------ ITEMS ------

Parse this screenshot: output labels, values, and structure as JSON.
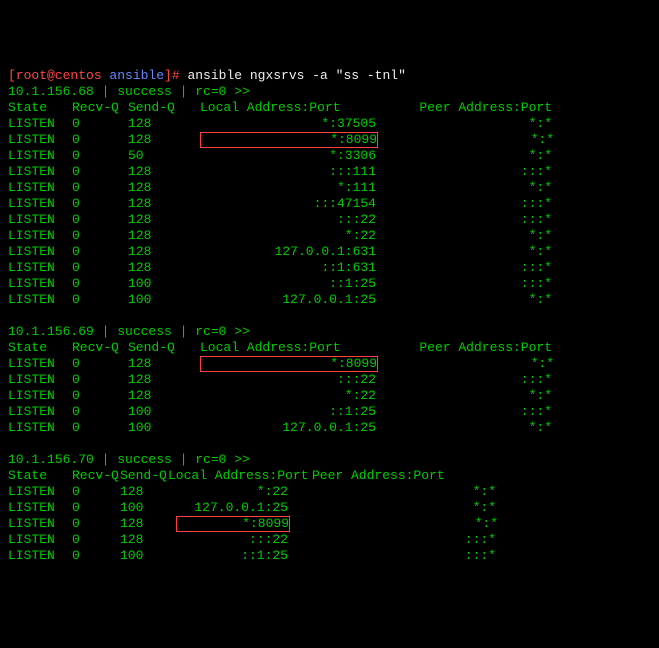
{
  "prompt": {
    "user": "[root@centos ",
    "path": "ansible",
    "close": "]# ",
    "cmd": "ansible ngxsrvs -a \"ss -tnl\""
  },
  "headers": {
    "state": "State",
    "recv": "Recv-Q",
    "send": "Send-Q",
    "laddr": "Local Address:Port",
    "paddr": "Peer Address:Port"
  },
  "hosts": [
    {
      "name": "10.1.156.68",
      "status": "success",
      "rc": "rc=0",
      "arrows": ">>",
      "rows": [
        {
          "state": "LISTEN",
          "recv": "0",
          "send": "128",
          "laddr": "*:37505",
          "paddr": "*:*",
          "hl": false
        },
        {
          "state": "LISTEN",
          "recv": "0",
          "send": "128",
          "laddr": "*:8099",
          "paddr": "*:*",
          "hl": true
        },
        {
          "state": "LISTEN",
          "recv": "0",
          "send": "50",
          "laddr": "*:3306",
          "paddr": "*:*",
          "hl": false
        },
        {
          "state": "LISTEN",
          "recv": "0",
          "send": "128",
          "laddr": ":::111",
          "paddr": ":::*",
          "hl": false
        },
        {
          "state": "LISTEN",
          "recv": "0",
          "send": "128",
          "laddr": "*:111",
          "paddr": "*:*",
          "hl": false
        },
        {
          "state": "LISTEN",
          "recv": "0",
          "send": "128",
          "laddr": ":::47154",
          "paddr": ":::*",
          "hl": false
        },
        {
          "state": "LISTEN",
          "recv": "0",
          "send": "128",
          "laddr": ":::22",
          "paddr": ":::*",
          "hl": false
        },
        {
          "state": "LISTEN",
          "recv": "0",
          "send": "128",
          "laddr": "*:22",
          "paddr": "*:*",
          "hl": false
        },
        {
          "state": "LISTEN",
          "recv": "0",
          "send": "128",
          "laddr": "127.0.0.1:631",
          "paddr": "*:*",
          "hl": false
        },
        {
          "state": "LISTEN",
          "recv": "0",
          "send": "128",
          "laddr": "::1:631",
          "paddr": ":::*",
          "hl": false
        },
        {
          "state": "LISTEN",
          "recv": "0",
          "send": "100",
          "laddr": "::1:25",
          "paddr": ":::*",
          "hl": false
        },
        {
          "state": "LISTEN",
          "recv": "0",
          "send": "100",
          "laddr": "127.0.0.1:25",
          "paddr": "*:*",
          "hl": false
        }
      ]
    },
    {
      "name": "10.1.156.69",
      "status": "success",
      "rc": "rc=0",
      "arrows": ">>",
      "rows": [
        {
          "state": "LISTEN",
          "recv": "0",
          "send": "128",
          "laddr": "*:8099",
          "paddr": "*:*",
          "hl": true
        },
        {
          "state": "LISTEN",
          "recv": "0",
          "send": "128",
          "laddr": ":::22",
          "paddr": ":::*",
          "hl": false
        },
        {
          "state": "LISTEN",
          "recv": "0",
          "send": "128",
          "laddr": "*:22",
          "paddr": "*:*",
          "hl": false
        },
        {
          "state": "LISTEN",
          "recv": "0",
          "send": "100",
          "laddr": "::1:25",
          "paddr": ":::*",
          "hl": false
        },
        {
          "state": "LISTEN",
          "recv": "0",
          "send": "100",
          "laddr": "127.0.0.1:25",
          "paddr": "*:*",
          "hl": false
        }
      ]
    },
    {
      "name": "10.1.156.70",
      "status": "success",
      "rc": "rc=0",
      "arrows": ">>",
      "rows": [
        {
          "state": "LISTEN",
          "recv": "0",
          "send": "128",
          "laddr": "*:22",
          "paddr": "*:*",
          "hl": false
        },
        {
          "state": "LISTEN",
          "recv": "0",
          "send": "100",
          "laddr": "127.0.0.1:25",
          "paddr": "*:*",
          "hl": false
        },
        {
          "state": "LISTEN",
          "recv": "0",
          "send": "128",
          "laddr": "*:8099",
          "paddr": "*:*",
          "hl": true
        },
        {
          "state": "LISTEN",
          "recv": "0",
          "send": "128",
          "laddr": ":::22",
          "paddr": ":::*",
          "hl": false
        },
        {
          "state": "LISTEN",
          "recv": "0",
          "send": "100",
          "laddr": "::1:25",
          "paddr": ":::*",
          "hl": false
        }
      ]
    }
  ]
}
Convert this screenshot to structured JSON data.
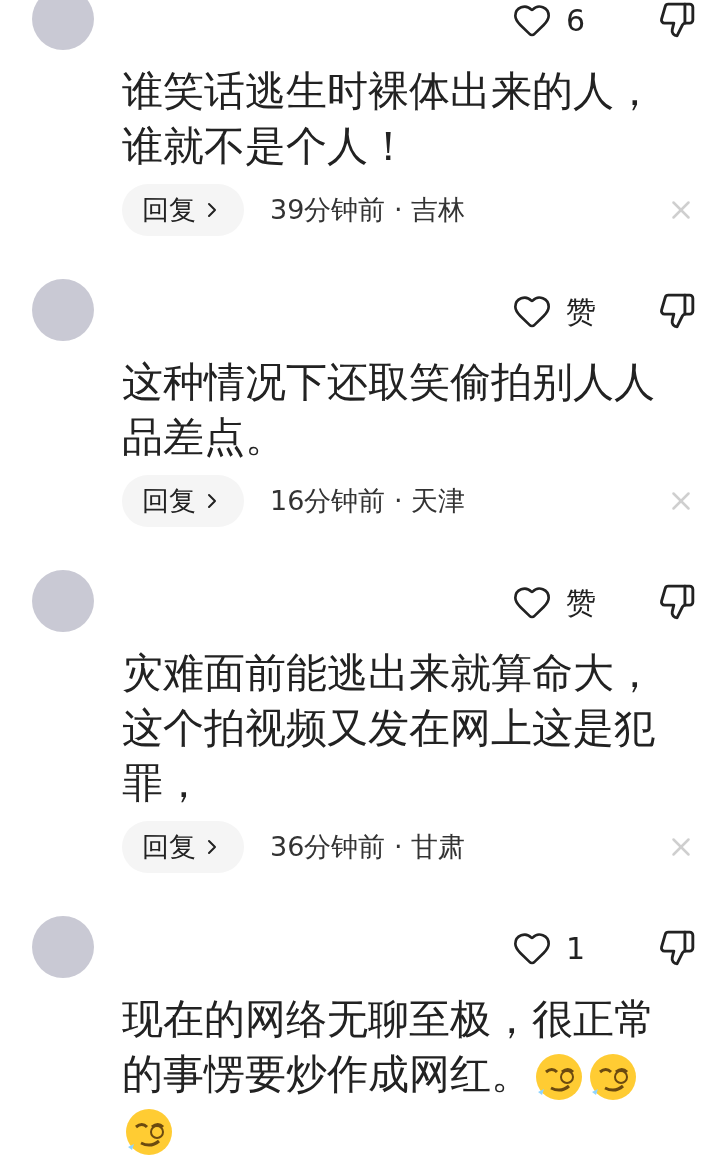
{
  "comments": [
    {
      "likes": "6",
      "text": "谁笑话逃生时裸体出来的人，谁就不是个人！",
      "reply": "回复",
      "time": "39分钟前 · 吉林"
    },
    {
      "likes": "赞",
      "text": "这种情况下还取笑偷拍别人人品差点。",
      "reply": "回复",
      "time": "16分钟前 · 天津"
    },
    {
      "likes": "赞",
      "text": "灾难面前能逃出来就算命大，这个拍视频又发在网上这是犯罪，",
      "reply": "回复",
      "time": "36分钟前 · 甘肃"
    },
    {
      "likes": "1",
      "text": "现在的网络无聊至极，很正常的事愣要炒作成网红。",
      "emojis": [
        {
          "kind": "smirk"
        },
        {
          "kind": "smirk"
        },
        {
          "kind": "smirk"
        }
      ]
    }
  ]
}
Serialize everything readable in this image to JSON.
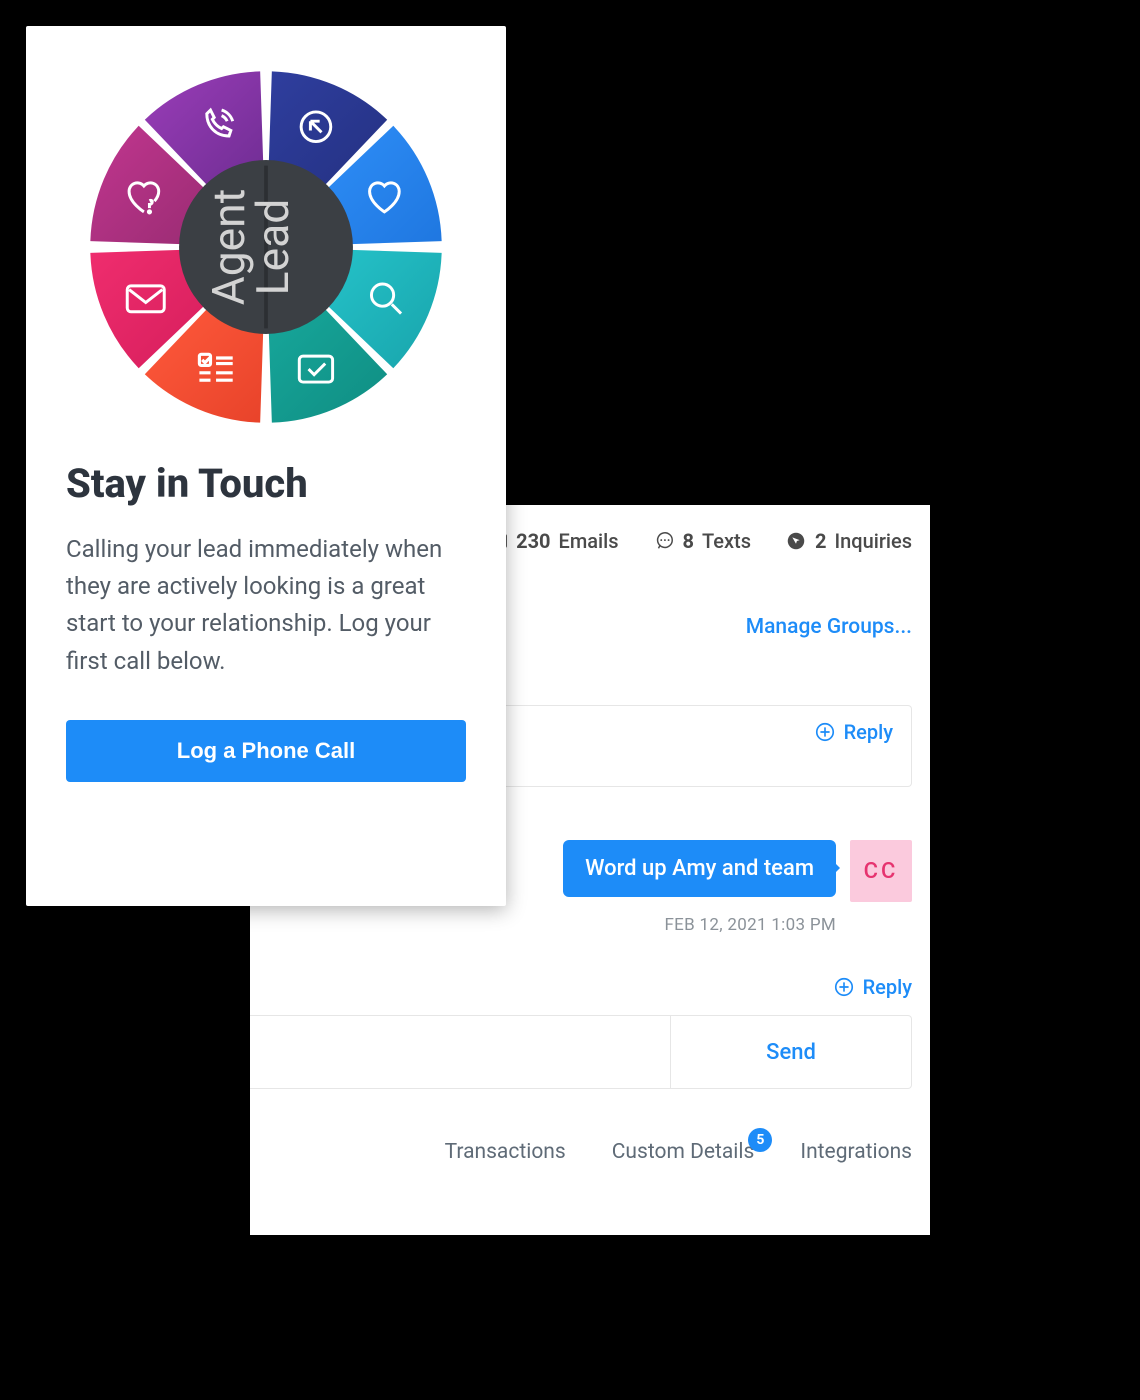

------

EXERCISE
Scan the material and collect every line that contains "JSON".

RESPONSE TO THE EXERCISE
Parse this screenshot: output labels, values, and structure as JSON.
Convert this screenshot to structured JSON data.
Serialize everything readable in this image to JSON.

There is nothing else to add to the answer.